======== Extracted material

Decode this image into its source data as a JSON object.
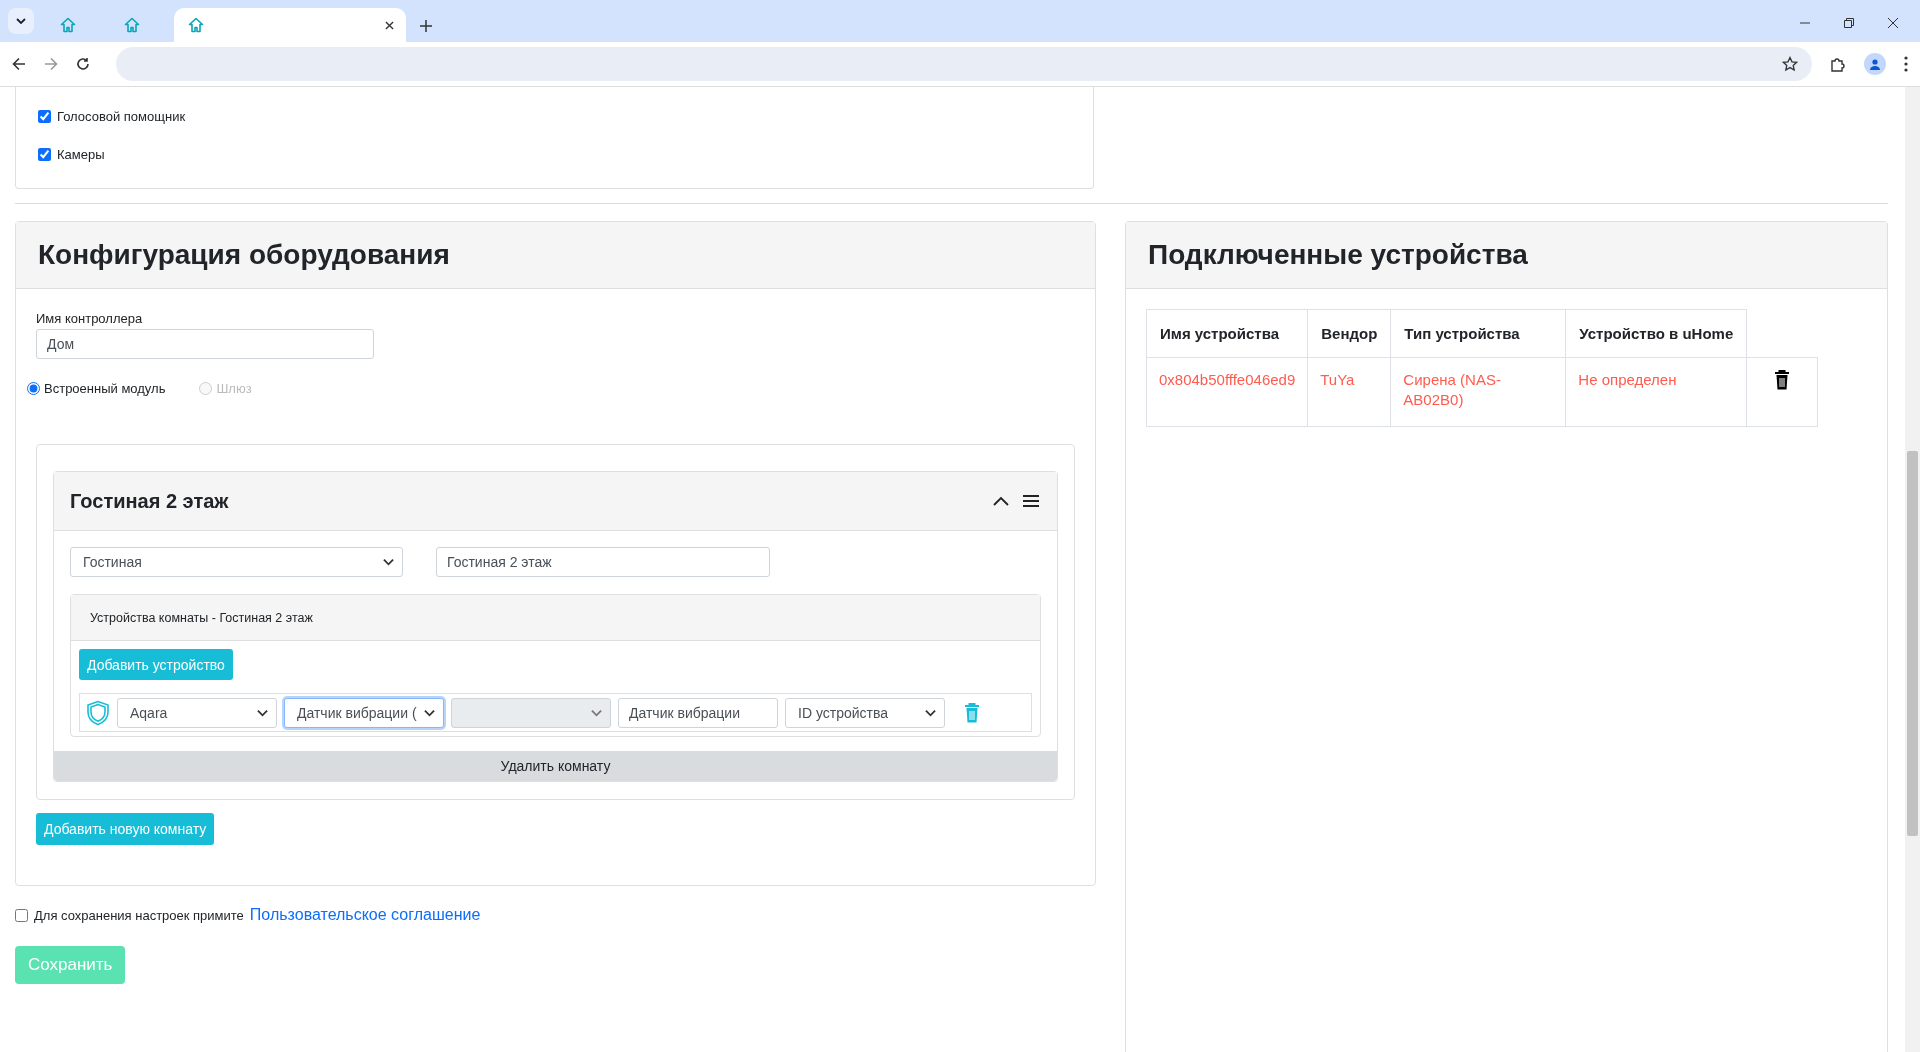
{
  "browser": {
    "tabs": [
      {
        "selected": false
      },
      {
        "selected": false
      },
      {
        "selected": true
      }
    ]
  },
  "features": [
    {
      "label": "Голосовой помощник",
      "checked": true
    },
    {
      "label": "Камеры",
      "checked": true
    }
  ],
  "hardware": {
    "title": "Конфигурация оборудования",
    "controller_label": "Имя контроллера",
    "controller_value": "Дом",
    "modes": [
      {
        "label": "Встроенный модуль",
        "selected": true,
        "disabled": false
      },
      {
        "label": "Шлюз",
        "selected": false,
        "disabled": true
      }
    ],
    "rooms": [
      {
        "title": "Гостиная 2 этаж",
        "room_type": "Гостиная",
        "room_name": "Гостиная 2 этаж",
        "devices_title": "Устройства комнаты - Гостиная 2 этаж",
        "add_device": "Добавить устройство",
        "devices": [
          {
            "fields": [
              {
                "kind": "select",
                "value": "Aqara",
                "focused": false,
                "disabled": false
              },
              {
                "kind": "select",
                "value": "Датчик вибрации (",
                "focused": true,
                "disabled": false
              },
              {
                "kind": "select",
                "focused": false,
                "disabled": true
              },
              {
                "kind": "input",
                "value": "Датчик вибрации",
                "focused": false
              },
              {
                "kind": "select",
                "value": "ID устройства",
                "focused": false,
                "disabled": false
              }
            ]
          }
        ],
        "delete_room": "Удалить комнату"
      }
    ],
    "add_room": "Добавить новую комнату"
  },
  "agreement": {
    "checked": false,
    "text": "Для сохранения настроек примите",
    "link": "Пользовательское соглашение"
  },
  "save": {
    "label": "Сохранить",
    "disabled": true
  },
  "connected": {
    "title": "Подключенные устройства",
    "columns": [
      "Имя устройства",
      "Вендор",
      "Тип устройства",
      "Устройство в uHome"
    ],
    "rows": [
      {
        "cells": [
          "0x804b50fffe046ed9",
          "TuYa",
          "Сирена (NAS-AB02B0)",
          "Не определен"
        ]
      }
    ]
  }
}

================
======== Extracted material

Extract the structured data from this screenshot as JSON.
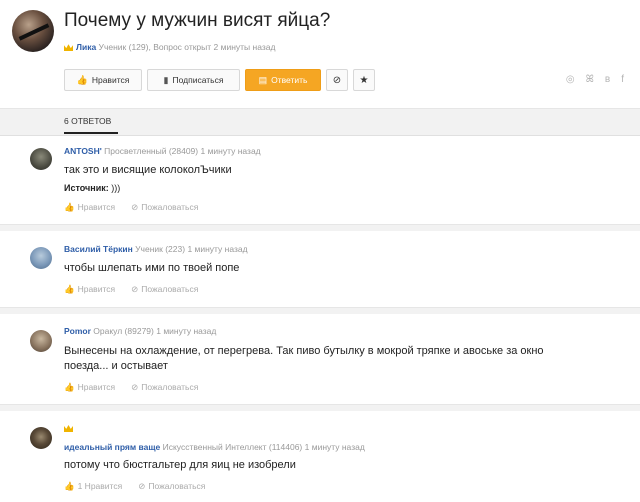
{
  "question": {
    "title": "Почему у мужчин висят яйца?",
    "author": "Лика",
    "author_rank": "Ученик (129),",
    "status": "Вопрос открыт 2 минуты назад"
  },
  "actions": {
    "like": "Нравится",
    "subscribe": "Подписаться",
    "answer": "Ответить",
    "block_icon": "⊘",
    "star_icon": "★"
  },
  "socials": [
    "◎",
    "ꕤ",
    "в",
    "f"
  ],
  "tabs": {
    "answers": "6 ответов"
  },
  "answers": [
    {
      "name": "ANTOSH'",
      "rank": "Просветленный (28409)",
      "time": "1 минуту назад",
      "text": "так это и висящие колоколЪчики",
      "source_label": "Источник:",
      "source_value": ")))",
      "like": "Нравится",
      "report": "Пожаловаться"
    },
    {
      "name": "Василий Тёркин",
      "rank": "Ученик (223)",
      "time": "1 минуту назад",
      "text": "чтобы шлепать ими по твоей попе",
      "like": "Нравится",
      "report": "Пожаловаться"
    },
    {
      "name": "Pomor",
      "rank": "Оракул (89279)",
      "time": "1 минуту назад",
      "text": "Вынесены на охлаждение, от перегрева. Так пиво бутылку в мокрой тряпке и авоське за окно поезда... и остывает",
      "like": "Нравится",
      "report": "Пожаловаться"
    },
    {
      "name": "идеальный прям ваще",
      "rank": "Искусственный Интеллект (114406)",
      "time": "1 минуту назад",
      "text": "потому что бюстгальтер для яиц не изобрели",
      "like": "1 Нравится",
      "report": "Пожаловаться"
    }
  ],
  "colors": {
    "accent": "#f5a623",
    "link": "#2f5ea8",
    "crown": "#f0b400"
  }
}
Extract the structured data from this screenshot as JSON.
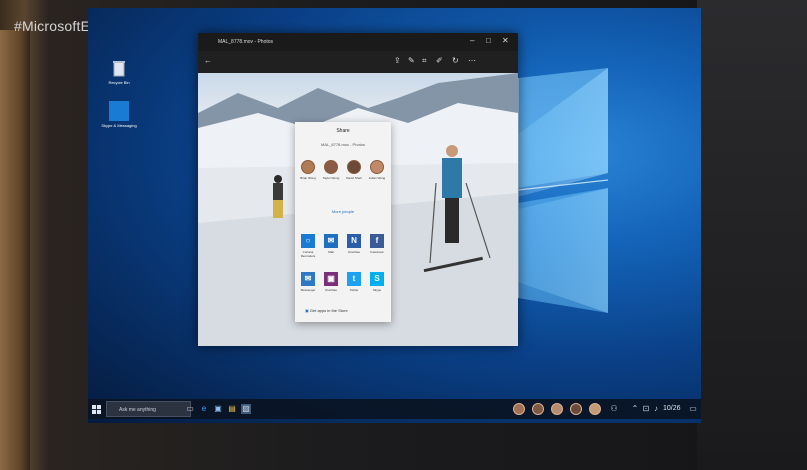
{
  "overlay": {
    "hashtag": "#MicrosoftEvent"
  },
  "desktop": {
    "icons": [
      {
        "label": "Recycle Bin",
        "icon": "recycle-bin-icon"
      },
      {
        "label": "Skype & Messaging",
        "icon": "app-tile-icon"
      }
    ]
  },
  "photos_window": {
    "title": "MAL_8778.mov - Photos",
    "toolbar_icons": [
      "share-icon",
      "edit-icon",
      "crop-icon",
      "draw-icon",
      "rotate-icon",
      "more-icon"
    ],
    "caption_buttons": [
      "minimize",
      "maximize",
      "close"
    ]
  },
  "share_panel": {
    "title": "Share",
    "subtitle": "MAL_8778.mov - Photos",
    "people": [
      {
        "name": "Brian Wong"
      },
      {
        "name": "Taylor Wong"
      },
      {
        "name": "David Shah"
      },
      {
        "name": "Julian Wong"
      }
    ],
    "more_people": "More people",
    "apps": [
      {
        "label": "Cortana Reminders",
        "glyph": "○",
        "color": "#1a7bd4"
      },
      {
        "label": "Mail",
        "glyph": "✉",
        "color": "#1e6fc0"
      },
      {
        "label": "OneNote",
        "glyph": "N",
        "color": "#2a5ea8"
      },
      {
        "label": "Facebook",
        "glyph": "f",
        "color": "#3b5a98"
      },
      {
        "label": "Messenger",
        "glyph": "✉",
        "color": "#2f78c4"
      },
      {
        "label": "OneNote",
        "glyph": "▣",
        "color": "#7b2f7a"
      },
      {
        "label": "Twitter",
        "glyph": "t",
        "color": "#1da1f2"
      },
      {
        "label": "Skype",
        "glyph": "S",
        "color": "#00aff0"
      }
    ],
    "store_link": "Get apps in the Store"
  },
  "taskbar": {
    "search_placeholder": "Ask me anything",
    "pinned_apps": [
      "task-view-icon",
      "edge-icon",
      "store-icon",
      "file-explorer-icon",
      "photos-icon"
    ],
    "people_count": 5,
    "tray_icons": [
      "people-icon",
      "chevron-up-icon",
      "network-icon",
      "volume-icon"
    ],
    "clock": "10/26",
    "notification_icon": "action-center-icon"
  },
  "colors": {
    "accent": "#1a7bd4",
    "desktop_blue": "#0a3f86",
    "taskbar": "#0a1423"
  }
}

================
======== Extracted material

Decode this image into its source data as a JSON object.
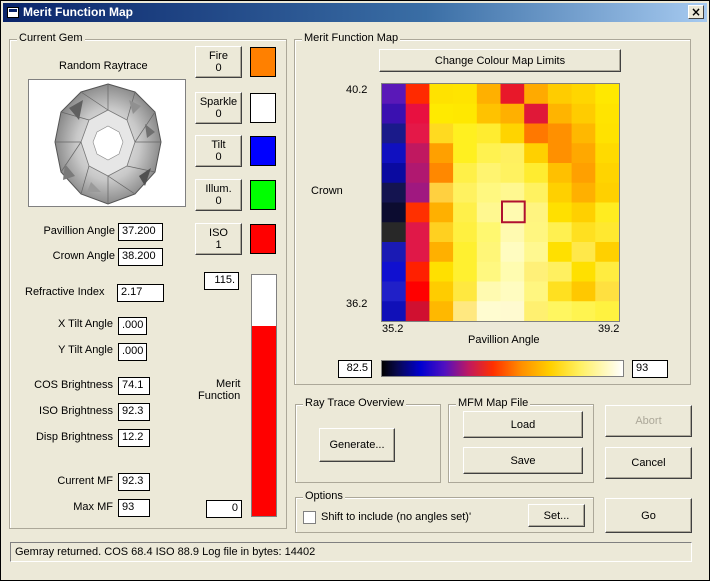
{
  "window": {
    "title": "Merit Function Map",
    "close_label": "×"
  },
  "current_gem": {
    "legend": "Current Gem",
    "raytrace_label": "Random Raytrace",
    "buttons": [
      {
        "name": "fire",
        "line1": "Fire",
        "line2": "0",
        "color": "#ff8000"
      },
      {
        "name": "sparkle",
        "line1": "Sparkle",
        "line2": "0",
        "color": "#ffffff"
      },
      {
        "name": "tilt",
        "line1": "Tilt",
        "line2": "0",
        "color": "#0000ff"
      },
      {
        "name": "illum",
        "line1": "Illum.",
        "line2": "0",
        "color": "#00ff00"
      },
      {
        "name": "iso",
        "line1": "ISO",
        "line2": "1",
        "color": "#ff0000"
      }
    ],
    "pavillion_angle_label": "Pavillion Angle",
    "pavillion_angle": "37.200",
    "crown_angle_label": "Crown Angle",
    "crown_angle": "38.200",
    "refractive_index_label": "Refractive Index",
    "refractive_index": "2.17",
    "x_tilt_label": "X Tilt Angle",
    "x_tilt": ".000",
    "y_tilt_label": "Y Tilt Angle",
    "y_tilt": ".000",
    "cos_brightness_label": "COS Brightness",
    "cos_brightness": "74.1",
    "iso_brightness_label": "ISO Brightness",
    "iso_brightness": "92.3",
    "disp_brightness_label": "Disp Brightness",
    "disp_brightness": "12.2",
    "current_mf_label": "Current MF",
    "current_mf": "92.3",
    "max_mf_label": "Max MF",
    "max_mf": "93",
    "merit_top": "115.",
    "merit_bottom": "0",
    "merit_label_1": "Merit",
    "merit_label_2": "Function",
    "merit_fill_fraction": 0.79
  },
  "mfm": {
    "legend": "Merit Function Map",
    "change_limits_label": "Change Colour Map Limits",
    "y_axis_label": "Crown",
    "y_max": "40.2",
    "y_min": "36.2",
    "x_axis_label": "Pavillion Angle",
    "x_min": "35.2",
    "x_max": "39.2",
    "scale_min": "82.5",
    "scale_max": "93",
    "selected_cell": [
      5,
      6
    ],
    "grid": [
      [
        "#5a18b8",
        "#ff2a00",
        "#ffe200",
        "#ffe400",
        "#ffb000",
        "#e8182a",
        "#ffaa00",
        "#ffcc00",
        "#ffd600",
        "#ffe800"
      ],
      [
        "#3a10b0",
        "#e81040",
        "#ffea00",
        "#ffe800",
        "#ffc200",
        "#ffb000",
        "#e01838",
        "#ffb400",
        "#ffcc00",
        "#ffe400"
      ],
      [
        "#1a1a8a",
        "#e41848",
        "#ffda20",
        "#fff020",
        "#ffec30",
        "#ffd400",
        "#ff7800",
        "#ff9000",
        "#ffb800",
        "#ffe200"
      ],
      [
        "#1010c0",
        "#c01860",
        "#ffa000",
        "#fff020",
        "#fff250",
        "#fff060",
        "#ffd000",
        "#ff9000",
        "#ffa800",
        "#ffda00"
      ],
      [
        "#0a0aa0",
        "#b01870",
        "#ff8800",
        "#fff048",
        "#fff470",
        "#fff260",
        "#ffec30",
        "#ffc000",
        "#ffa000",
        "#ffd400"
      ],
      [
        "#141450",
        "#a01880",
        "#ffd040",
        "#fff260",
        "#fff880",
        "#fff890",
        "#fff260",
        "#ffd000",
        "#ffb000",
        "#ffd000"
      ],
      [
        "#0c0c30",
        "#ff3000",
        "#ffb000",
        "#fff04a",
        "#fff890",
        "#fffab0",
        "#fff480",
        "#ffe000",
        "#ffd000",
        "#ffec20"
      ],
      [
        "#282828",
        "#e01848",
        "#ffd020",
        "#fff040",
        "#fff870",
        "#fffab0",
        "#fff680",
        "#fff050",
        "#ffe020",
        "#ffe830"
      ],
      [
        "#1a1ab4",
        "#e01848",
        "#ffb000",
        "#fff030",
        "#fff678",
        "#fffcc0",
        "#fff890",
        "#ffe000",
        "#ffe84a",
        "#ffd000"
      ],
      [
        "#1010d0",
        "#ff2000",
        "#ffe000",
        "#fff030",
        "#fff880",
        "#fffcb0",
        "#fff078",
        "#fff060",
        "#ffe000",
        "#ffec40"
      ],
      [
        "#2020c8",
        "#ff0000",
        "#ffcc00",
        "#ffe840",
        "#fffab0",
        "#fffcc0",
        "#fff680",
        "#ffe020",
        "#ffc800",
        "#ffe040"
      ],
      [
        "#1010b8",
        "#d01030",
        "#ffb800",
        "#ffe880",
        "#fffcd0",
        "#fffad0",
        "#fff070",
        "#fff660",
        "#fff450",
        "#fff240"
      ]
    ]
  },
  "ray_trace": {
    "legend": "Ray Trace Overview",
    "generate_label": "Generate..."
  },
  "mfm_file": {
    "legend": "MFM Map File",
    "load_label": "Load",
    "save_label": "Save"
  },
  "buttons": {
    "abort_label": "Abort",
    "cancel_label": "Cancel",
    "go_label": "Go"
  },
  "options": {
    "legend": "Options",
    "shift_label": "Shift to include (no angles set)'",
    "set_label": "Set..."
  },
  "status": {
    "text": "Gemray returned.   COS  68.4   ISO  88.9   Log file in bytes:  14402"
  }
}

================

• [Written request]: Write out every line of the preceding listing that contains "true".

• [Final answer]:
        "selected": true
      "checked": true
      "checked": true
        "selected": true,
        "disabled": true
                "focused": true,
                "disabled": true
    "disabled": true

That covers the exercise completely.